══ Data supplied

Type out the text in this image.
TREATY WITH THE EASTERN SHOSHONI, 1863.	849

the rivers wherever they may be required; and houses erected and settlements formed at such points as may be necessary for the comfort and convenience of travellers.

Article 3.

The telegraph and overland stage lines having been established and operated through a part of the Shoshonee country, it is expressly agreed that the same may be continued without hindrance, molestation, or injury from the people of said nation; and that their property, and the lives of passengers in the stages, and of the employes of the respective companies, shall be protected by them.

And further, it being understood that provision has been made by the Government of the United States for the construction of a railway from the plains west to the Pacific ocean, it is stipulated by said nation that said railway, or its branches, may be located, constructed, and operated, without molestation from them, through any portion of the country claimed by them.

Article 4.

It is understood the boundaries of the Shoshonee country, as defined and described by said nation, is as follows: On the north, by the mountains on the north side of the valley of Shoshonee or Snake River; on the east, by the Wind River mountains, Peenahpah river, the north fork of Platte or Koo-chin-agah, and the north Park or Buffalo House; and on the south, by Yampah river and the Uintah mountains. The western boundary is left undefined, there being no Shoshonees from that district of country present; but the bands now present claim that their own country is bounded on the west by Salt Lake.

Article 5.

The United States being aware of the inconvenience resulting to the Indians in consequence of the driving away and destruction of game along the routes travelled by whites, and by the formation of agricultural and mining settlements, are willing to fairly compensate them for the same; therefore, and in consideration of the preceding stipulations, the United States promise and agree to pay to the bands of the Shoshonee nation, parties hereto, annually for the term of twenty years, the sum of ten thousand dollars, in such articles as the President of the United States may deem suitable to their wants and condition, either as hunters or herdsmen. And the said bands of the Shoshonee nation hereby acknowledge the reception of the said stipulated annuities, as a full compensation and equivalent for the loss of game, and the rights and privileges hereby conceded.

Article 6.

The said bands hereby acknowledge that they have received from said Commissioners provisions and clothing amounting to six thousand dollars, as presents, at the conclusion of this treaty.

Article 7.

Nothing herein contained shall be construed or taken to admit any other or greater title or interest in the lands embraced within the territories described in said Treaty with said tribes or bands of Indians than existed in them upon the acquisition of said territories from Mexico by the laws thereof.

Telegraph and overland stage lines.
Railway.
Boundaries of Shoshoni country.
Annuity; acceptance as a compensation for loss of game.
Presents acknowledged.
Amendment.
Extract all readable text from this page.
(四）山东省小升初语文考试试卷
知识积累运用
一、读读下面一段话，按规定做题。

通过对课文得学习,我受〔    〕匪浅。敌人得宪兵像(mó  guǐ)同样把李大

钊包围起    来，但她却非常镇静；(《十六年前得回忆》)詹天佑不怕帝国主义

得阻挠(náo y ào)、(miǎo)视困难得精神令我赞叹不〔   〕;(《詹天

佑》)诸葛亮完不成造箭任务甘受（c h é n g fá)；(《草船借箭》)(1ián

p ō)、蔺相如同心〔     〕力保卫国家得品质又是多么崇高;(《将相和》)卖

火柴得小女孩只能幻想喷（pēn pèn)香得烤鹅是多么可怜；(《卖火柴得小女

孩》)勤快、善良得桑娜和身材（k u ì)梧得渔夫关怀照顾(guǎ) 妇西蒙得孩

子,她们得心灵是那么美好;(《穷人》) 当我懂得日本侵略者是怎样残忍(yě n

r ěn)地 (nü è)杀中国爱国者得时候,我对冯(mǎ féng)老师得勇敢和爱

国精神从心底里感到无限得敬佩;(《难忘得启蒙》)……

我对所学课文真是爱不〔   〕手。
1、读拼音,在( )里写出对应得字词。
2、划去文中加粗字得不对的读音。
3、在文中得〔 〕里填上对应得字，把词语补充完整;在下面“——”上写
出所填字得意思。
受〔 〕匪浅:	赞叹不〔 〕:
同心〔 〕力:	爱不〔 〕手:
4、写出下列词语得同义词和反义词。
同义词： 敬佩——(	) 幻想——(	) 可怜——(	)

════

Exercise objective | Repeat exactly, and only, the lines from the one containing "Extract all readable text from this page." through the end of the material.

Response to this task |
Extract all readable text from this page.
(四）山东省小升初语文考试试卷
知识积累运用
一、读读下面一段话，按规定做题。

通过对课文得学习,我受〔    〕匪浅。敌人得宪兵像(mó  guǐ)同样把李大

钊包围起    来，但她却非常镇静；(《十六年前得回忆》)詹天佑不怕帝国主义

得阻挠(náo y ào)、(miǎo)视困难得精神令我赞叹不〔   〕;(《詹天

佑》)诸葛亮完不成造箭任务甘受（c h é n g fá)；(《草船借箭》)(1ián

p ō)、蔺相如同心〔     〕力保卫国家得品质又是多么崇高;(《将相和》)卖

火柴得小女孩只能幻想喷（pēn pèn)香得烤鹅是多么可怜；(《卖火柴得小女

孩》)勤快、善良得桑娜和身材（k u ì)梧得渔夫关怀照顾(guǎ) 妇西蒙得孩

子,她们得心灵是那么美好;(《穷人》) 当我懂得日本侵略者是怎样残忍(yě n

r ěn)地 (nü è)杀中国爱国者得时候,我对冯(mǎ féng)老师得勇敢和爱

国精神从心底里感到无限得敬佩;(《难忘得启蒙》)……

我对所学课文真是爱不〔   〕手。
1、读拼音,在( )里写出对应得字词。
2、划去文中加粗字得不对的读音。
3、在文中得〔 〕里填上对应得字，把词语补充完整;在下面“——”上写
出所填字得意思。
受〔 〕匪浅:	赞叹不〔 〕:
同心〔 〕力:	爱不〔 〕手:
4、写出下列词语得同义词和反义词。
同义词： 敬佩——(	) 幻想——(	) 可怜——(	)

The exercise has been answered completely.